— TEXTABSCHNITT —

EU-Kritik: Ein gedanklicher Kurzschluss

Nr. 28 –

Es gibt da einen gedanklichen Kurzschluss, der in der Schweiz seit Jahrzehnten die Europadebatte prägt. Aktuell taucht er in der Griechenlanddiskussion wieder auf, etwa in der NZZ: «Es ist paradox», schreibt Inland-Chef René Zeller, «ausgerechnet die vehementesten schweizerischen Befürworter eines raschen EU-Beitritts schleudern Blitz und Donner gegen Brüssel wie einstmals Göttervater Zeus.» Kurz: Wer für die EU ist, kann diese doch unmöglich kritisieren!

Für Linke und progressive Liberale spricht ein Hauptgrund für die EU: In einem Europa, in dem InvestorInnen ihr Kapital frei über Grenzen verschieben können, überlebt die Demokratie nur, wenn sie auf die europäische Ebene gehoben wird – nationale Demokratien sind dazu verdammt, im Wettlauf um Kapital die Steuern zu senken und Arbeitsmärkte zu deregulieren. Wer aus diesem Grund für die EU plädiert, braucht deshalb jedoch noch lange nicht ihr Demokratiedefizit kleinzureden oder die bürgerliche Politik ihrer Mitgliedsregierungen zu bejubeln. Oder haben jemals progressive Kräfte in der Schweiz die Zerschlagung des modernen Bundesstaats verlangt, nur weil die Mehrheit seit je eine hurrapatriotische Wirtschaftspolitik verfolgt?

— ZUR ÜBUNG —
Wer ist laut dem Text zur EU-Kritik Inland-Chef der NZZ?

— Quelldaten —
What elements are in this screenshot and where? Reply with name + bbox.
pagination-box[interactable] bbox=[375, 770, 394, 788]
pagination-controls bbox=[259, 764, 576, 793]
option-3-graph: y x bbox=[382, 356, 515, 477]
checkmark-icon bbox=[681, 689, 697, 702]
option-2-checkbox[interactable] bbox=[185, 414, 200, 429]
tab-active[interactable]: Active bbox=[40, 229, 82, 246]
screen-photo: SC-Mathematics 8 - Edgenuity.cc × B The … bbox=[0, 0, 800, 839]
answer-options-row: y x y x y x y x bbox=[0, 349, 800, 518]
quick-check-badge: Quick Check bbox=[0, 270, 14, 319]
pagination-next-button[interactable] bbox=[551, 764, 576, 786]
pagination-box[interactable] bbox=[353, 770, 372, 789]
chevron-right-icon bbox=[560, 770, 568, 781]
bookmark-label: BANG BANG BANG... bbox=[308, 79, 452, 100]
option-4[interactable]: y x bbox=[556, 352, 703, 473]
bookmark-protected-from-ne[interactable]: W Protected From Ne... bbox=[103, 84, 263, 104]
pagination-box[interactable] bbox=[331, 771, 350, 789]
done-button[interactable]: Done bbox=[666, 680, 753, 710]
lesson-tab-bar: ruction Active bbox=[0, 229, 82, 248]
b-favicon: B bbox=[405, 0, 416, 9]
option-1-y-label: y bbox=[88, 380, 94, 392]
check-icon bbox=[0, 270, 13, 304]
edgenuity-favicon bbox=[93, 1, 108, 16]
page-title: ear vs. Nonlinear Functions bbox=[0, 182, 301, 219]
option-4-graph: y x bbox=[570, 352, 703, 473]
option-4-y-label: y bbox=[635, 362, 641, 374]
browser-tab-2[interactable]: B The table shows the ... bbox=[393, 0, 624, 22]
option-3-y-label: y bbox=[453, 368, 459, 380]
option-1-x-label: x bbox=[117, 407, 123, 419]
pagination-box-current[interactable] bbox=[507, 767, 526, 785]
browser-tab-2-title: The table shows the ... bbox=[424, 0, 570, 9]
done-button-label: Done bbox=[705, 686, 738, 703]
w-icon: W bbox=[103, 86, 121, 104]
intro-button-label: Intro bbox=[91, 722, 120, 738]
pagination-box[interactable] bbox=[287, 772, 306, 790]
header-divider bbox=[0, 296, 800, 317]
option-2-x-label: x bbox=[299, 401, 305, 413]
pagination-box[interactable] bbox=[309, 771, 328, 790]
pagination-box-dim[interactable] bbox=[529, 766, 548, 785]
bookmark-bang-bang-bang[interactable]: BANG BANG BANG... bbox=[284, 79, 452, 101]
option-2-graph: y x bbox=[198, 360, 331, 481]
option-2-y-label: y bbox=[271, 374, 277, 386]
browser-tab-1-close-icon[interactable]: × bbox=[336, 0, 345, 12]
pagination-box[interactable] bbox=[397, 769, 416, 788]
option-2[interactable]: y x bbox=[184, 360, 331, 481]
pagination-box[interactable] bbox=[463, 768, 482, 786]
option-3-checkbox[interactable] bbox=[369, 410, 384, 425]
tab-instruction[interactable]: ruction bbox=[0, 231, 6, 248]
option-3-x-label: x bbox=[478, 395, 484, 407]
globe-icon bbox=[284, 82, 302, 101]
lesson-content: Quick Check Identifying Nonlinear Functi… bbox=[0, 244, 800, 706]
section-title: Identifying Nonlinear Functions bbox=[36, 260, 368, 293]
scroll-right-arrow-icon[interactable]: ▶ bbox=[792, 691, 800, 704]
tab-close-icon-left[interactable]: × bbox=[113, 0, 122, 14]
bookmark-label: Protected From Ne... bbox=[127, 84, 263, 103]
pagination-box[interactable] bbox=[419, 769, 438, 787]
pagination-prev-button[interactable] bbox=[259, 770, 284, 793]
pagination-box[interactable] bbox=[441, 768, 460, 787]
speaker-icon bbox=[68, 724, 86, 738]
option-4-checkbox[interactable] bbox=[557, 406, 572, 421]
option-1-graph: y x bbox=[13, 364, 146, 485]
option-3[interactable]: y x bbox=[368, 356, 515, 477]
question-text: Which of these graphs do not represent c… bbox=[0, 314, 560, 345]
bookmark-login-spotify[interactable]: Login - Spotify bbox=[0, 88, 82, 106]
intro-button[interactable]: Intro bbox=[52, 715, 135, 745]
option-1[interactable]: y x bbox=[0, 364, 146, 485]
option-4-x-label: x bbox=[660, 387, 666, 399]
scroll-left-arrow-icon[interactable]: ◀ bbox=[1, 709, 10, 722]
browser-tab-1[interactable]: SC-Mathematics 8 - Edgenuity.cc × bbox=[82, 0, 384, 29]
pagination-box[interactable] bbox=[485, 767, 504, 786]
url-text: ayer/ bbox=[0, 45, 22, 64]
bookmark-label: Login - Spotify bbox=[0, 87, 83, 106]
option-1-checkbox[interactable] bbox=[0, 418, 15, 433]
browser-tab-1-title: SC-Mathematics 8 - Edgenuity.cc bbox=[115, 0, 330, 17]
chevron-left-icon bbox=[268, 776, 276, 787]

— ERGEBNIS DER AUFGABE —
René Zeller.